▶ **Problem requirements**
Retype each line exactly. Skip images.

··· Given records ···

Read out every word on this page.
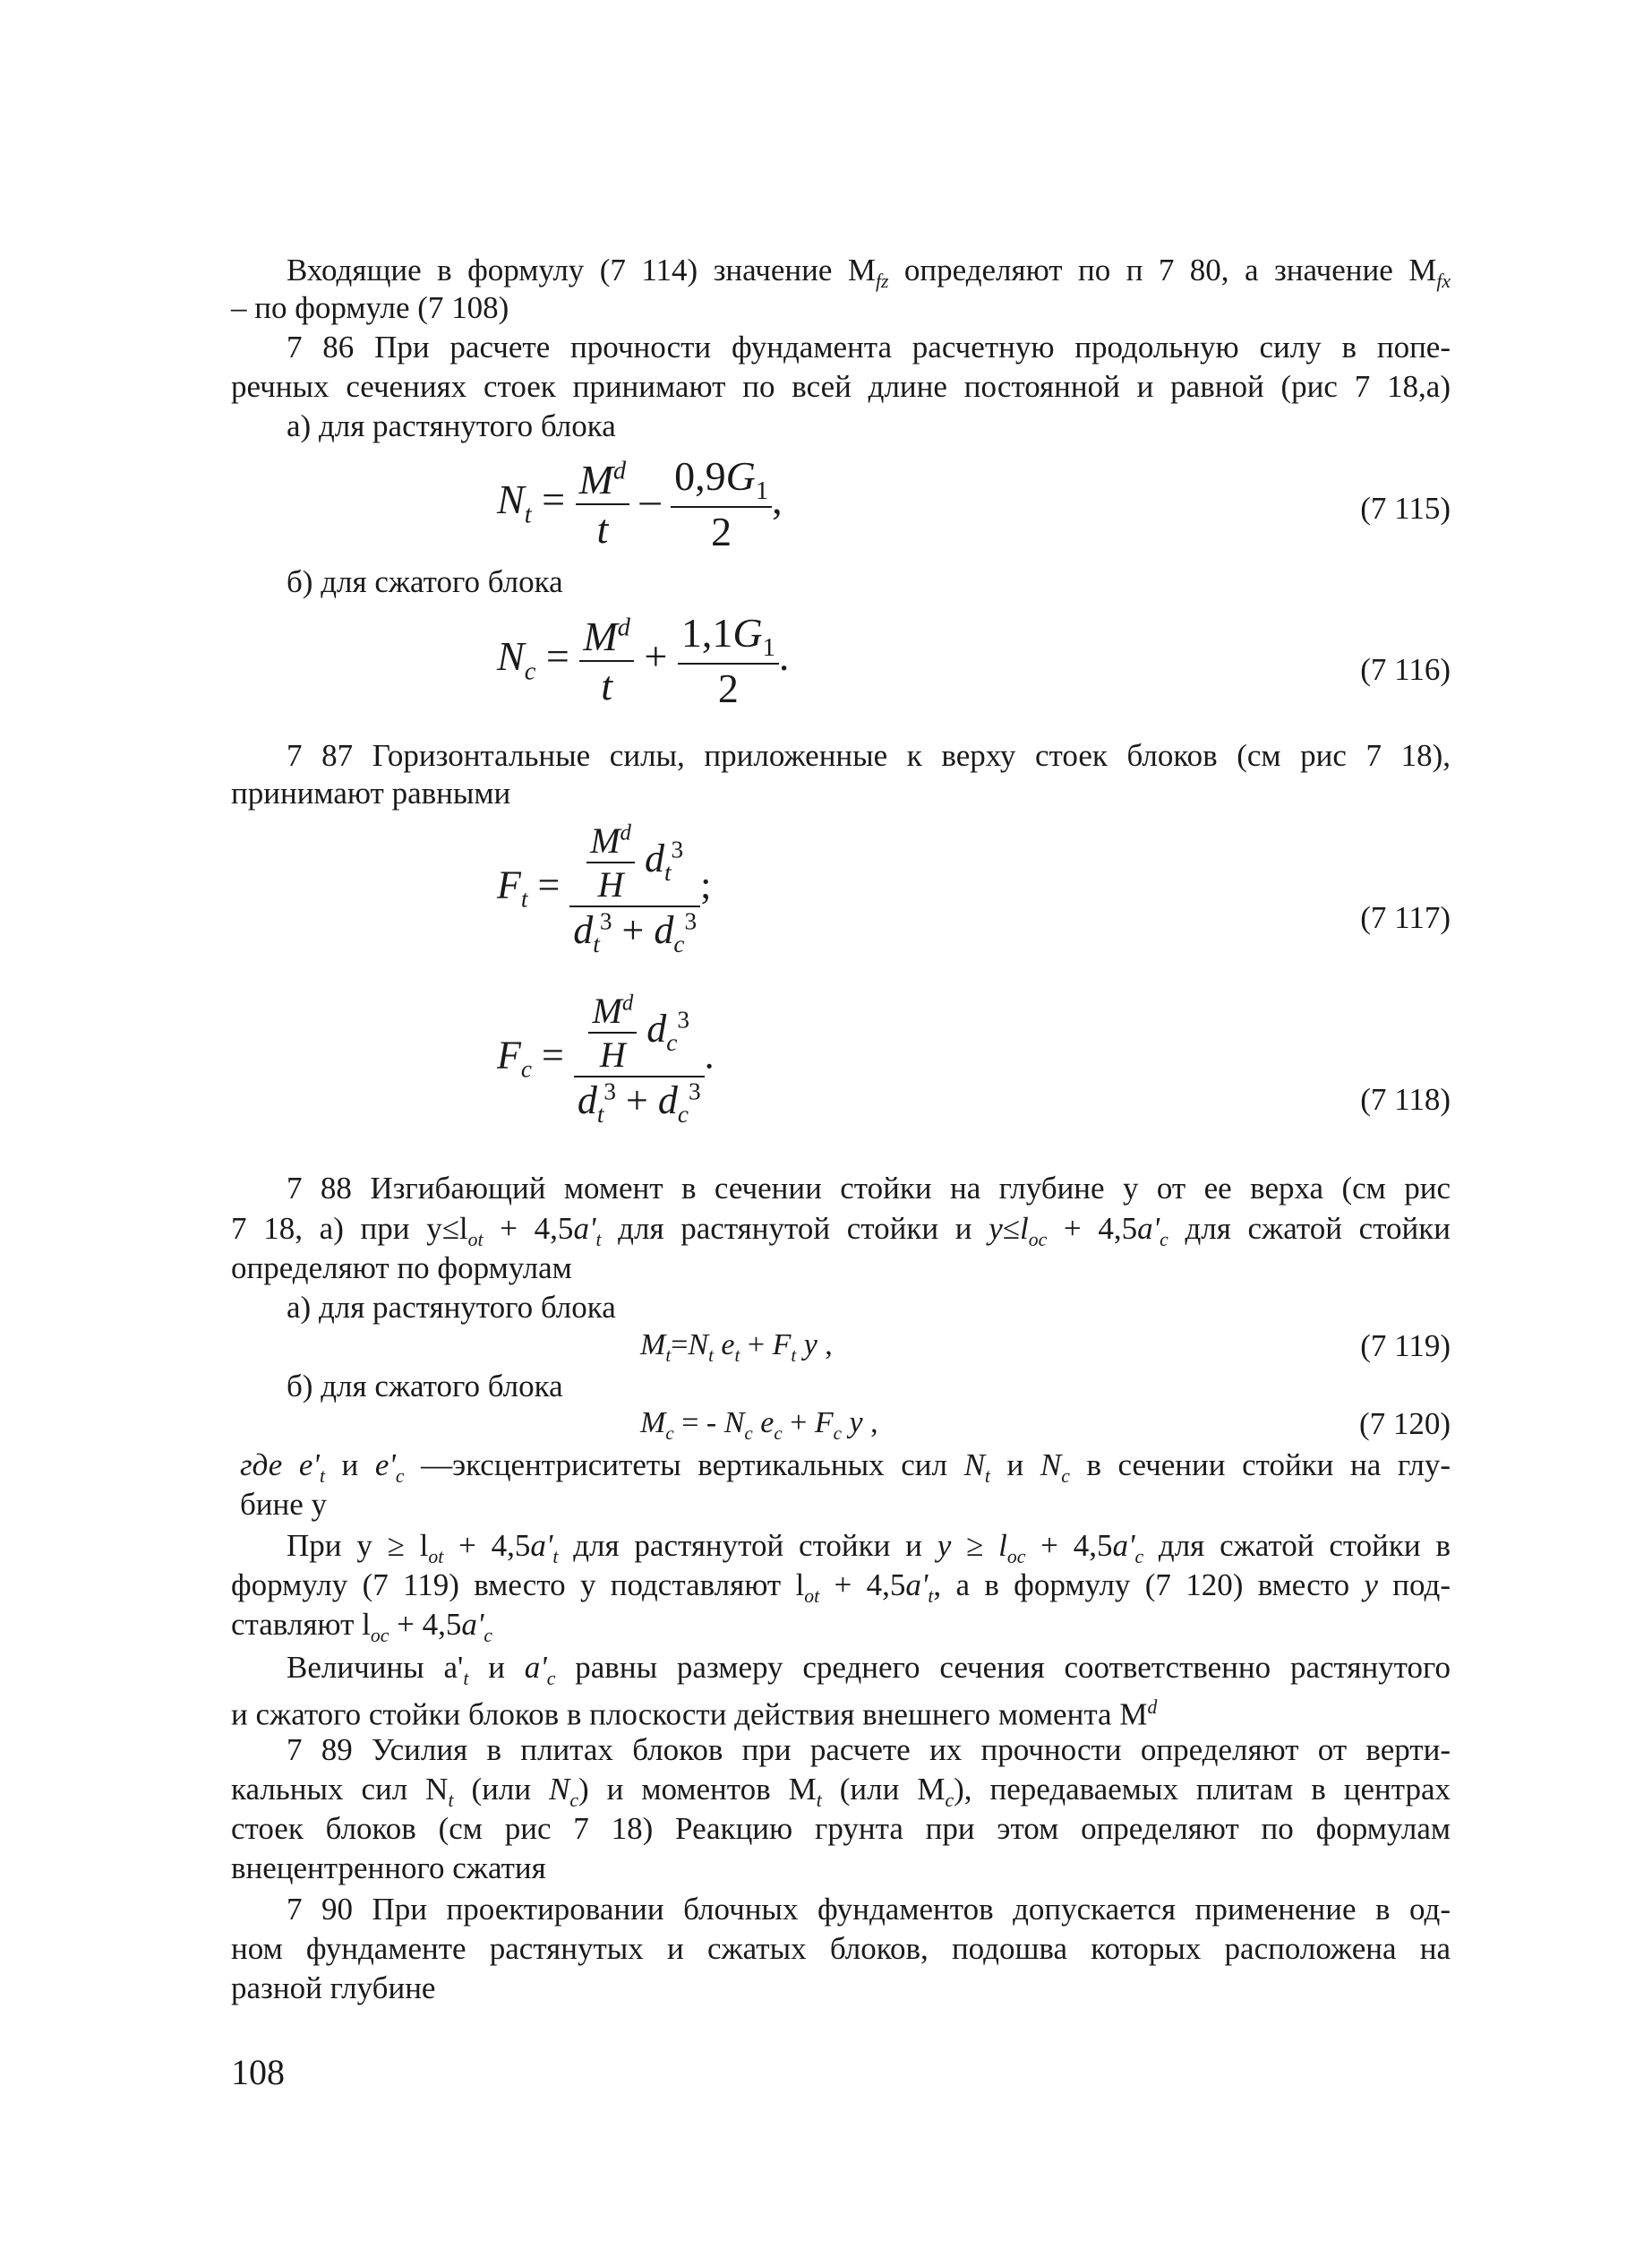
Входящие в формулу (7 114) значение $M_{fz}$ определяют по п 7 80, а значение $M_{fx}$
– по формуле (7 108)
7 86 При расчете прочности фундамента расчетную продольную силу в попе-
речных сечениях стоек принимают по всей длине постоянной и равной (рис 7 18,а)
а) для растянутого блока
$N_t = \frac{M^d}{t} - \frac{0,9G_1}{2}$ ,	(7 115)
б) для сжатого блока
$N_c = \frac{M^d}{t} + \frac{1,1G_1}{2}$ .	(7 116)
7 87 Горизонтальные силы, приложенные к верху стоек блоков (см рис 7 18),
принимают равными
$F_t = \frac{\frac{M^d}{H} d_t^3}{d_t^3 + d_c^3}$ ;
(7 117)
$F_c = \frac{\frac{M^d}{H} d_c^3}{d_t^3 + d_c^3}$ .
(7 118)
7 88 Изгибающий момент в сечении стойки на глубине y от ее верха (см рис
7 18, а) при $y\le l_{ot} + 4,5a'_t$ для растянутой стойки и $y\le l_{oc} + 4,5a'_c$ для сжатой стойки
определяют по формулам
а) для растянутого блока
$M_t=N_t$ $e_t + F_t$ y ,	(7 119)
б) для сжатого блока
$M_c$ = - $N_c$ $e_c + F_c$ y ,	(7 120)
где $e'_t$ и $e'_c$ —эксцентриситеты вертикальных сил $N_t$ и $N_c$ в сечении стойки на глу-
бине y
При $y \ge l_{ot} + 4,5a'_t$ для растянутой стойки и $y \ge l_{oc} + 4,5a'_c$ для сжатой стойки в
формулу (7 119) вместо y подставляют $l_{ot} + 4,5a'_t$, а в формулу (7 120) вместо y под-
ставляют $l_{oc} + 4,5a'_c$
Величины $a'_t$ и $a'_c$ равны размеру среднего сечения соответственно растянутого
и сжатого стойки блоков в плоскости действия внешнего момента $M^d$
7 89 Усилия в плитах блоков при расчете их прочности определяют от верти-
кальных сил $N_t$ (или $N_c$) и моментов $M_t$ (или $M_c$), передаваемых плитам в центрах
стоек блоков (см рис 7 18) Реакцию грунта при этом определяют по формулам
внецентренного сжатия
7 90 При проектировании блочных фундаментов допускается применение в од-
ном фундаменте растянутых и сжатых блоков, подошва которых расположена на
разной глубине
108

···

▶ **Completed exercise**
Read out every word on this page.
Входящие в формулу (7 114) значение $M_{fz}$ определяют по п 7 80, а значение $M_{fx}$
– по формуле (7 108)
7 86 При расчете прочности фундамента расчетную продольную силу в попе-
речных сечениях стоек принимают по всей длине постоянной и равной (рис 7 18,а)
а) для растянутого блока
$N_t = \frac{M^d}{t} - \frac{0,9G_1}{2}$ ,	(7 115)
б) для сжатого блока
$N_c = \frac{M^d}{t} + \frac{1,1G_1}{2}$ .	(7 116)
7 87 Горизонтальные силы, приложенные к верху стоек блоков (см рис 7 18),
принимают равными
$F_t = \frac{\frac{M^d}{H} d_t^3}{d_t^3 + d_c^3}$ ;
(7 117)
$F_c = \frac{\frac{M^d}{H} d_c^3}{d_t^3 + d_c^3}$ .
(7 118)
7 88 Изгибающий момент в сечении стойки на глубине y от ее верха (см рис
7 18, а) при $y\le l_{ot} + 4,5a'_t$ для растянутой стойки и $y\le l_{oc} + 4,5a'_c$ для сжатой стойки
определяют по формулам
а) для растянутого блока
$M_t=N_t$ $e_t + F_t$ y ,	(7 119)
б) для сжатого блока
$M_c$ = - $N_c$ $e_c + F_c$ y ,	(7 120)
где $e'_t$ и $e'_c$ —эксцентриситеты вертикальных сил $N_t$ и $N_c$ в сечении стойки на глу-
бине y
При $y \ge l_{ot} + 4,5a'_t$ для растянутой стойки и $y \ge l_{oc} + 4,5a'_c$ для сжатой стойки в
формулу (7 119) вместо y подставляют $l_{ot} + 4,5a'_t$, а в формулу (7 120) вместо y под-
ставляют $l_{oc} + 4,5a'_c$
Величины $a'_t$ и $a'_c$ равны размеру среднего сечения соответственно растянутого
и сжатого стойки блоков в плоскости действия внешнего момента $M^d$
7 89 Усилия в плитах блоков при расчете их прочности определяют от верти-
кальных сил $N_t$ (или $N_c$) и моментов $M_t$ (или $M_c$), передаваемых плитам в центрах
стоек блоков (см рис 7 18) Реакцию грунта при этом определяют по формулам
внецентренного сжатия
7 90 При проектировании блочных фундаментов допускается применение в од-
ном фундаменте растянутых и сжатых блоков, подошва которых расположена на
разной глубине
108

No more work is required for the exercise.